==== DATA SUPPLIED

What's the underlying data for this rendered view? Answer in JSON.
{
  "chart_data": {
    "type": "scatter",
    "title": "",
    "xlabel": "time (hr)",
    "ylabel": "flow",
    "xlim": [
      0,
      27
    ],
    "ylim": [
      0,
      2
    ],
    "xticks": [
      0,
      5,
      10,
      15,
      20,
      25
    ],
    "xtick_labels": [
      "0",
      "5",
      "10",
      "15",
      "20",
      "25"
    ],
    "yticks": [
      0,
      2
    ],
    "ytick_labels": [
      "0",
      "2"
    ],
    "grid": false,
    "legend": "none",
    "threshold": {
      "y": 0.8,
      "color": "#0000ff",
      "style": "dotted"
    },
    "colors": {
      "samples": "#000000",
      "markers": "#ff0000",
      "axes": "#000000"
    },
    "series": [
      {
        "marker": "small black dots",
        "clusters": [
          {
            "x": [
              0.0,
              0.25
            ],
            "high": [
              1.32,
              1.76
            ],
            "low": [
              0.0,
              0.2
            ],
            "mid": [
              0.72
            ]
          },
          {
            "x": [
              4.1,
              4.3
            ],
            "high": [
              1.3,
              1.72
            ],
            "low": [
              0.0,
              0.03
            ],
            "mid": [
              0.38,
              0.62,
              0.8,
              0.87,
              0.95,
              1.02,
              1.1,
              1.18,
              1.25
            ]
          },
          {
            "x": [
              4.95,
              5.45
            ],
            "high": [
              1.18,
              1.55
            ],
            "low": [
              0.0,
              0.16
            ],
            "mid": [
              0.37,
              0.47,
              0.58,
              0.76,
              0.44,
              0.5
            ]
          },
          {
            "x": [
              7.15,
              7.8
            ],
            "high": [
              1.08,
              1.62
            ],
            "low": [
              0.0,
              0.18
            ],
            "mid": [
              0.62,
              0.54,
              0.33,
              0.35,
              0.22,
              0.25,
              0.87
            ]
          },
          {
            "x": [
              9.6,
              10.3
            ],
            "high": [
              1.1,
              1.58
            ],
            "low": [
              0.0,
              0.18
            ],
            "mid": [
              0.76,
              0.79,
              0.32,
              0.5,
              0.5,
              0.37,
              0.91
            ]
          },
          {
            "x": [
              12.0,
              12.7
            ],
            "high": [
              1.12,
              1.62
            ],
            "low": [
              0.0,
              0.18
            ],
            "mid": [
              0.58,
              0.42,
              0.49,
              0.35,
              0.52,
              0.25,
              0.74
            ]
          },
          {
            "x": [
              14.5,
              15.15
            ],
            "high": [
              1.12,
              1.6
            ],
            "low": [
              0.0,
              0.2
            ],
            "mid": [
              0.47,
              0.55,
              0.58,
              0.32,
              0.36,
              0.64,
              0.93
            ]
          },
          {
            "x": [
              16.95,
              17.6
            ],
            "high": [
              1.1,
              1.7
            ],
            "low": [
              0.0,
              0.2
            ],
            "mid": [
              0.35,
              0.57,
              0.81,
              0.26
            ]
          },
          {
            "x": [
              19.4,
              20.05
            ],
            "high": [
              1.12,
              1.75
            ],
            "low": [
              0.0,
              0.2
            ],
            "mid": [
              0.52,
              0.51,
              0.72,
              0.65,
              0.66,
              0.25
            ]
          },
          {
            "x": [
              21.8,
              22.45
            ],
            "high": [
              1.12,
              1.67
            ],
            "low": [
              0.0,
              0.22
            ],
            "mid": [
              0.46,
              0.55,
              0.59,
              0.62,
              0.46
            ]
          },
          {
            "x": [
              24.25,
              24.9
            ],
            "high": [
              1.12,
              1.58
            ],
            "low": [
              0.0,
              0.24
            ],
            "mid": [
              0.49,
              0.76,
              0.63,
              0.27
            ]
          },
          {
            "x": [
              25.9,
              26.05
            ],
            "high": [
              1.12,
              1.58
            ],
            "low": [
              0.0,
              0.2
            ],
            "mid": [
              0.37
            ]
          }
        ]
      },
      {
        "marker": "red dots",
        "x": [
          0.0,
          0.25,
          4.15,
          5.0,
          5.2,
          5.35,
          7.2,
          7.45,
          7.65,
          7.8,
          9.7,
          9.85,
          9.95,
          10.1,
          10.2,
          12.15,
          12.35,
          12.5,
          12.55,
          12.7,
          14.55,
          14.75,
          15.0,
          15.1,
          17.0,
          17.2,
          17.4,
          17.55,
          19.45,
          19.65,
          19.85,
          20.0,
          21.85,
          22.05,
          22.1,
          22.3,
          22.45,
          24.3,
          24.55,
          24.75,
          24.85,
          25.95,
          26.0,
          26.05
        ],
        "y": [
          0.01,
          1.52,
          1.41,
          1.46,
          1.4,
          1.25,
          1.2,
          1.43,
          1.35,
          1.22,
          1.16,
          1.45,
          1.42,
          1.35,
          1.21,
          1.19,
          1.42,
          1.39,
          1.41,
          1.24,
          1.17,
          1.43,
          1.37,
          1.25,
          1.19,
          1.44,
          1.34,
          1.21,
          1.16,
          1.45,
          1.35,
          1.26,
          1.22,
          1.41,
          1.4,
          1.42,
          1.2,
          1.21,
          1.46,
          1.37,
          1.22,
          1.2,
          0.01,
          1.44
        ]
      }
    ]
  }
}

========
==== DATA SUPPLIED

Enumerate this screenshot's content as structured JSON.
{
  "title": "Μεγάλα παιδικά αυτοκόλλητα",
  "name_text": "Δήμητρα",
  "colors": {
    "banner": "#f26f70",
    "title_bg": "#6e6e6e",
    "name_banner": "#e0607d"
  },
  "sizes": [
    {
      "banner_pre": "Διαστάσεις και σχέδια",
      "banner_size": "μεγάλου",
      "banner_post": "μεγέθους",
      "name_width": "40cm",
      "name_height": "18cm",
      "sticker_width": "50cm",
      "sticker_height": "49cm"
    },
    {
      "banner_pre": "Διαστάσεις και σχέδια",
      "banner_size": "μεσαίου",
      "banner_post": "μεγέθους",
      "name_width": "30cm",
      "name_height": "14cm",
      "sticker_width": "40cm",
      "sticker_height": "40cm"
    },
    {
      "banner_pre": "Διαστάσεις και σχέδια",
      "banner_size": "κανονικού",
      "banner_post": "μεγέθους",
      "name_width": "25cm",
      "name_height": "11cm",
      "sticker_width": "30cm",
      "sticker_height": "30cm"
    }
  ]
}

========

== THE PROBLEM ==
From the listing above, copy out each line where the word "dots" appears.

== EXPECTED ANSWER ==
        "marker": "small black dots",
        "marker": "red dots",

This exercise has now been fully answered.